What this task involves |
Report the count of lines below that include "国有资本经营预算财政拨款", without any other text.

Data entries |
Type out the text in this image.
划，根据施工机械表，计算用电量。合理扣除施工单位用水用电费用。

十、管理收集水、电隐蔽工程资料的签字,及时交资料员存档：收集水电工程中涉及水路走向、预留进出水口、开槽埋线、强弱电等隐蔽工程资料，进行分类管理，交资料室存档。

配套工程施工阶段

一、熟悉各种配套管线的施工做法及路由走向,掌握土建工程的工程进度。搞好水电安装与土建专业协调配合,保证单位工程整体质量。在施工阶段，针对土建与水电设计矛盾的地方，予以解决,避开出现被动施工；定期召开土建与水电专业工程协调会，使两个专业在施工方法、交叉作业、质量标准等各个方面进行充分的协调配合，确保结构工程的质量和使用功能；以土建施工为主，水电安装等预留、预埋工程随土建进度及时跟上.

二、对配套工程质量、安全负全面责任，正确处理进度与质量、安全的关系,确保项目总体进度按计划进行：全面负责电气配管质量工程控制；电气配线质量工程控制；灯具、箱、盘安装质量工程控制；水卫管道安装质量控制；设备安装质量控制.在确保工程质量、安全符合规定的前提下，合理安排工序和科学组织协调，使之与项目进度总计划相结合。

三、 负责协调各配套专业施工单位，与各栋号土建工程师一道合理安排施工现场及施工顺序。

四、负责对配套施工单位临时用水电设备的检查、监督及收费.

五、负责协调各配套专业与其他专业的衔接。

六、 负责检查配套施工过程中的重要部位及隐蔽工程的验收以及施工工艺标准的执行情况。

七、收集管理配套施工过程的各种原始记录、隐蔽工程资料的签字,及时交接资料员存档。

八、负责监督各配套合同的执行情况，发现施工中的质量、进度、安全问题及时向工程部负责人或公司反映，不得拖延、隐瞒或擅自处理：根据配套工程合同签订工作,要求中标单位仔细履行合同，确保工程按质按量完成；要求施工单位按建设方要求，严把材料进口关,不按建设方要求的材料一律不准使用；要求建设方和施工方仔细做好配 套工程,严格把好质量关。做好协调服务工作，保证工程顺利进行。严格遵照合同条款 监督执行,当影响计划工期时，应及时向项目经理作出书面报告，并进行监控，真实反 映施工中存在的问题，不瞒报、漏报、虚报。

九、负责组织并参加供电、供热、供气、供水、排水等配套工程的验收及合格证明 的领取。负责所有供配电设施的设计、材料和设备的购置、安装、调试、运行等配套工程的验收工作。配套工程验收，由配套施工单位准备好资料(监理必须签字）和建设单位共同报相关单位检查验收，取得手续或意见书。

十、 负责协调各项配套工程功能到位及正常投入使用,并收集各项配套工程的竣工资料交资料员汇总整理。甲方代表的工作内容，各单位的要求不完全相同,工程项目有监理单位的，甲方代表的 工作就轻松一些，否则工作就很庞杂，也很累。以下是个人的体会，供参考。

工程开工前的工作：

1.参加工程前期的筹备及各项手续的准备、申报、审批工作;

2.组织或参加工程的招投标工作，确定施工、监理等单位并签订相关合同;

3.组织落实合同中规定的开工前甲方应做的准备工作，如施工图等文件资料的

...

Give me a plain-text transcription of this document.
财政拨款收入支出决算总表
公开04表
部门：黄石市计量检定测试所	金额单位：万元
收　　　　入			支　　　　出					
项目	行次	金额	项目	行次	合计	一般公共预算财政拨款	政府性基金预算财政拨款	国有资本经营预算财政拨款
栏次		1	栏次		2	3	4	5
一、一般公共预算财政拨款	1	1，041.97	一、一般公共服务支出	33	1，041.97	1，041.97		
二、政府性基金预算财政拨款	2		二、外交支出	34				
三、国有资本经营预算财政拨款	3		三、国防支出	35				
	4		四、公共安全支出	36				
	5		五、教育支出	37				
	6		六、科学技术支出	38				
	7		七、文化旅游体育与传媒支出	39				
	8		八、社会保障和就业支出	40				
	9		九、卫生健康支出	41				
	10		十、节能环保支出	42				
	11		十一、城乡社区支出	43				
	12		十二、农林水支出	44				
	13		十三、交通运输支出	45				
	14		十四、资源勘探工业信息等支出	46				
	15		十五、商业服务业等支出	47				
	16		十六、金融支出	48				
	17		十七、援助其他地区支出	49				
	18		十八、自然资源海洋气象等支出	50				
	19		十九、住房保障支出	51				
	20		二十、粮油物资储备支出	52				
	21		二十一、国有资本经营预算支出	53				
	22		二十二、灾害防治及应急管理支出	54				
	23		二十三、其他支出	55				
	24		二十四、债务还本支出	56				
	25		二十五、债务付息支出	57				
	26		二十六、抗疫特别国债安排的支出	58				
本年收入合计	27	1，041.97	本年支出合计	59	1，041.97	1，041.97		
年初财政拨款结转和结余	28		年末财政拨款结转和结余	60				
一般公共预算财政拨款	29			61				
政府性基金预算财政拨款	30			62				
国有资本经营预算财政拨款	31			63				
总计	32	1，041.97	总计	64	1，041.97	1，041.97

* * *

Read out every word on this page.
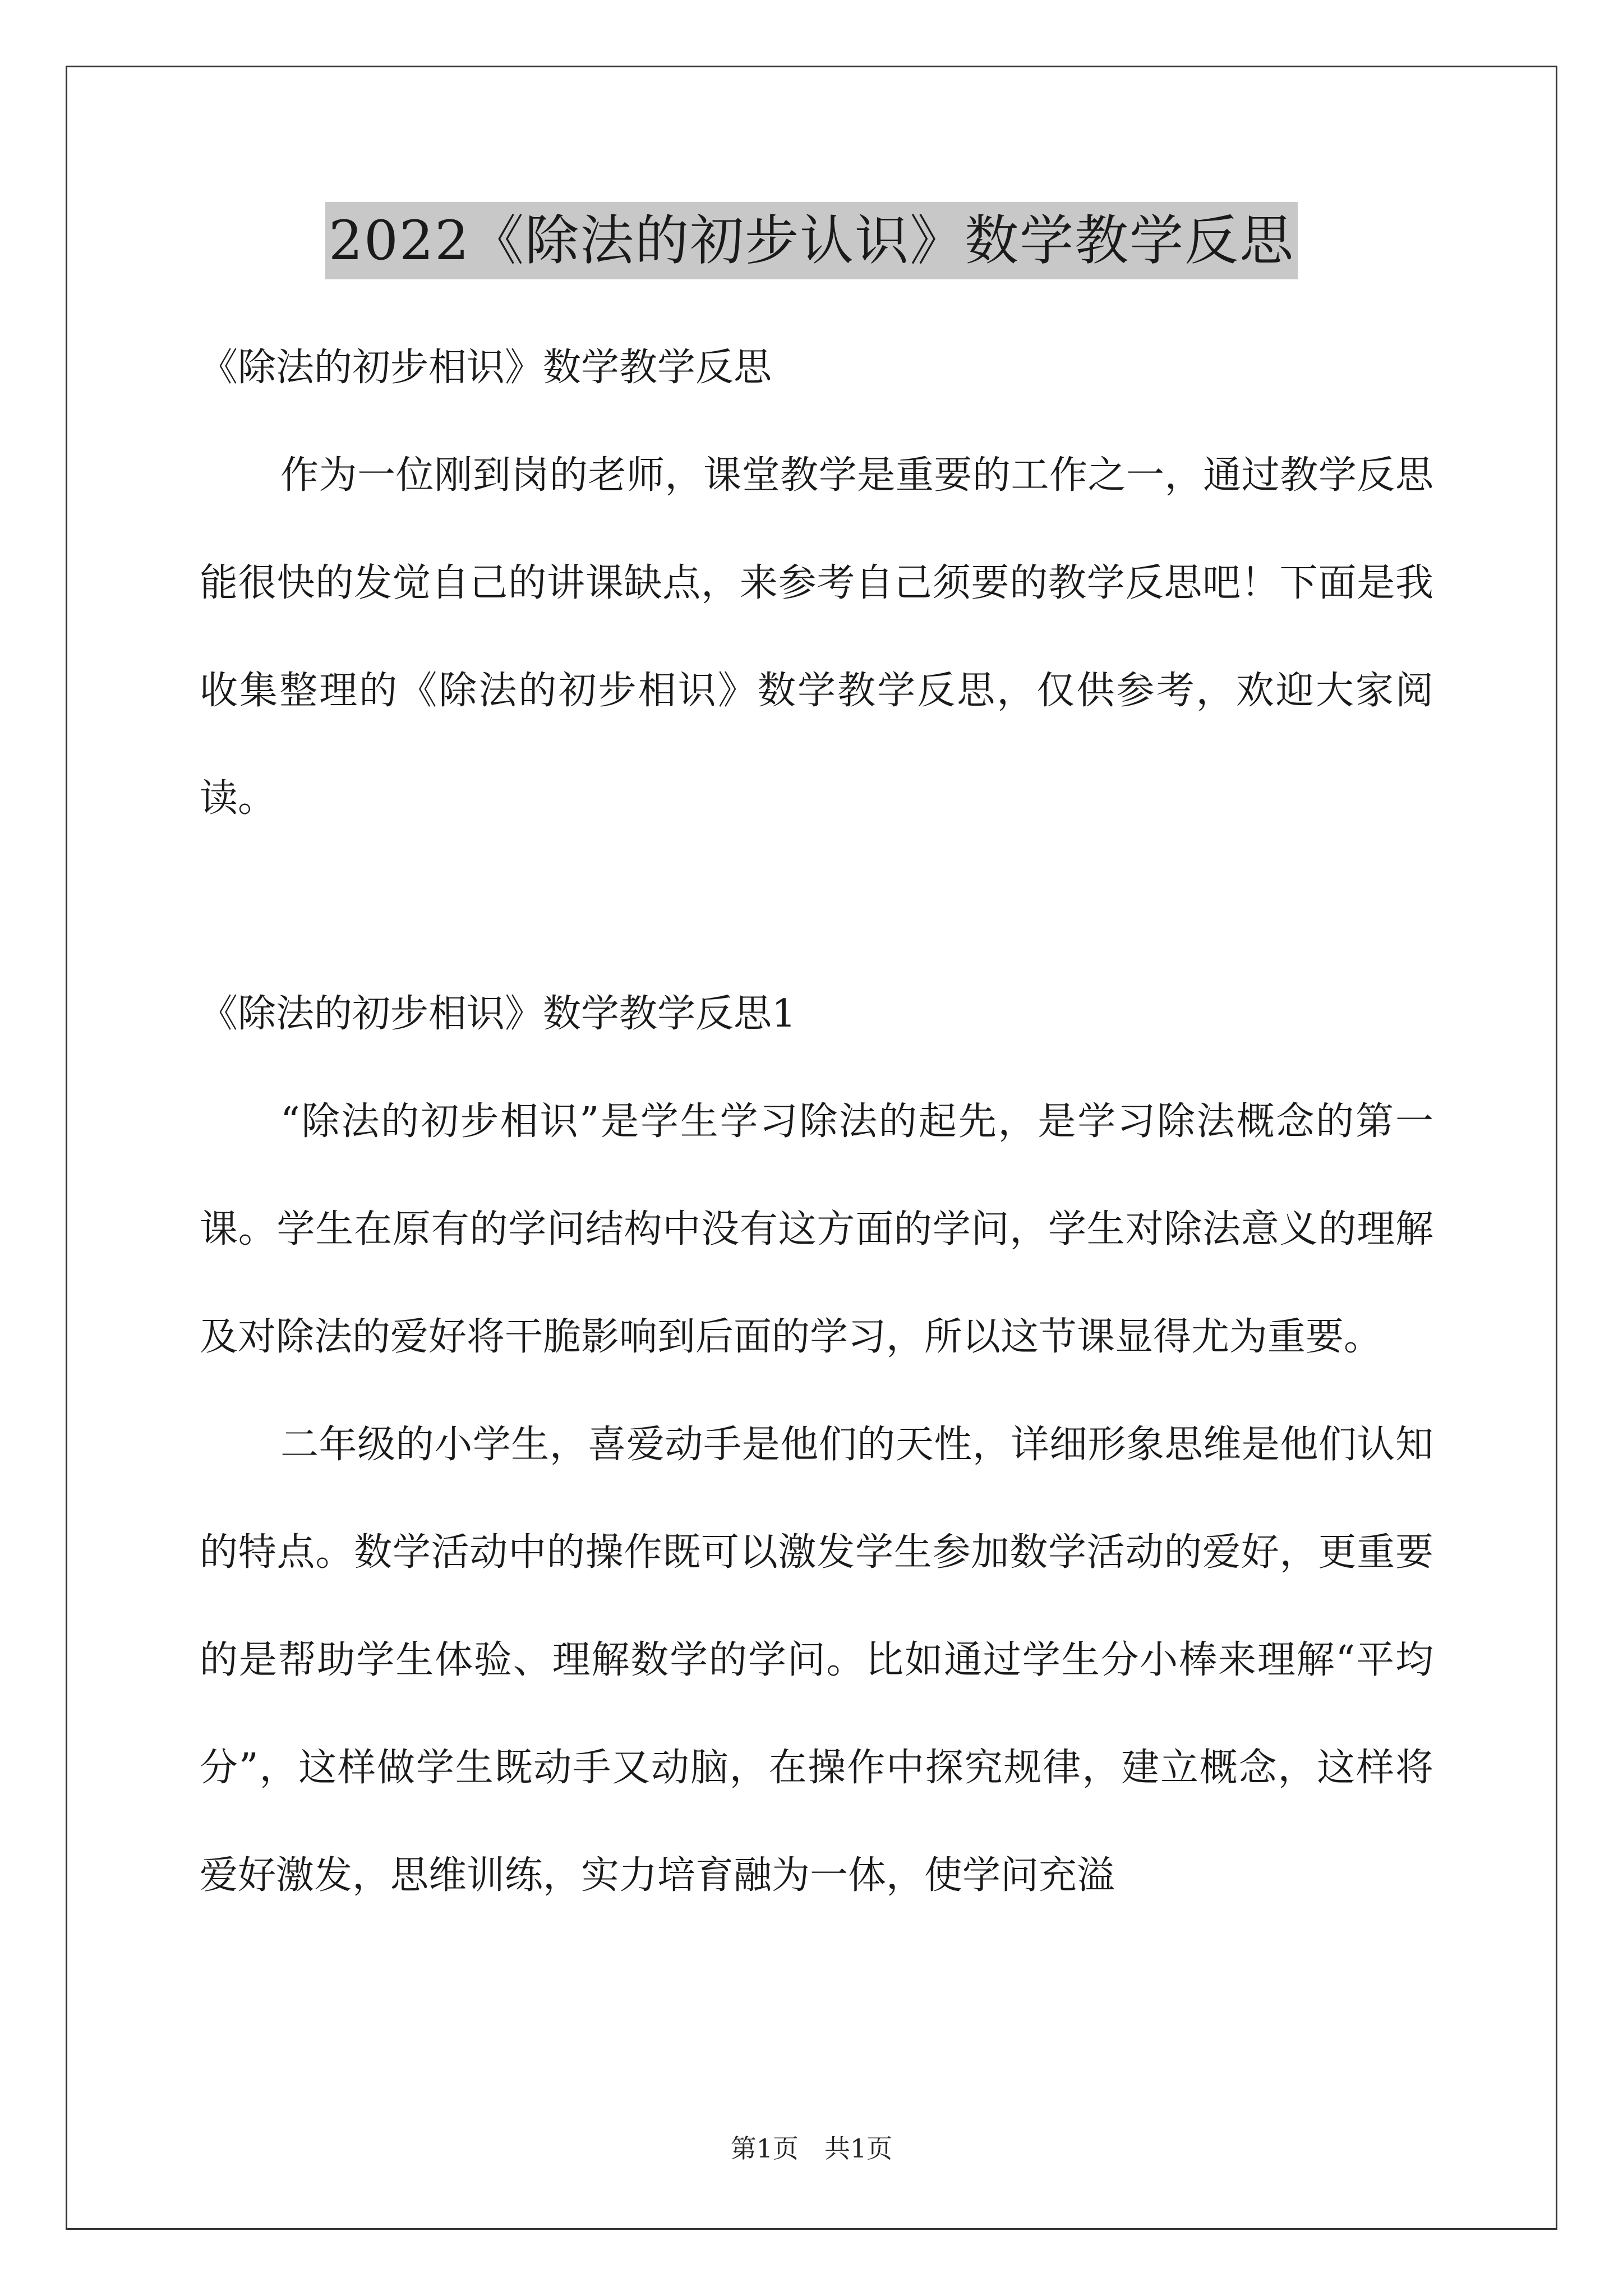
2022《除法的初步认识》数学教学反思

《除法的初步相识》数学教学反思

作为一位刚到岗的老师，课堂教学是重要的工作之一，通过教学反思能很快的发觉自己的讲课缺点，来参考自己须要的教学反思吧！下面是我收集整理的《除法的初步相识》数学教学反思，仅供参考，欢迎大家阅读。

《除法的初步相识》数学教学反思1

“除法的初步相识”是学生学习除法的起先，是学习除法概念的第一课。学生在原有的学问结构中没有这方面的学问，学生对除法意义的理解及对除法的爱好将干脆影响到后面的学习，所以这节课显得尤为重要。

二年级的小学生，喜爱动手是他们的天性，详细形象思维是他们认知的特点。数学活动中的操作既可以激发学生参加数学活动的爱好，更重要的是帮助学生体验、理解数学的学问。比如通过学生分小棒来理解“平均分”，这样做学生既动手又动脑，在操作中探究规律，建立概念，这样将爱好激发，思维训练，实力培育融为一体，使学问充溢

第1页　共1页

Solution for this task |
3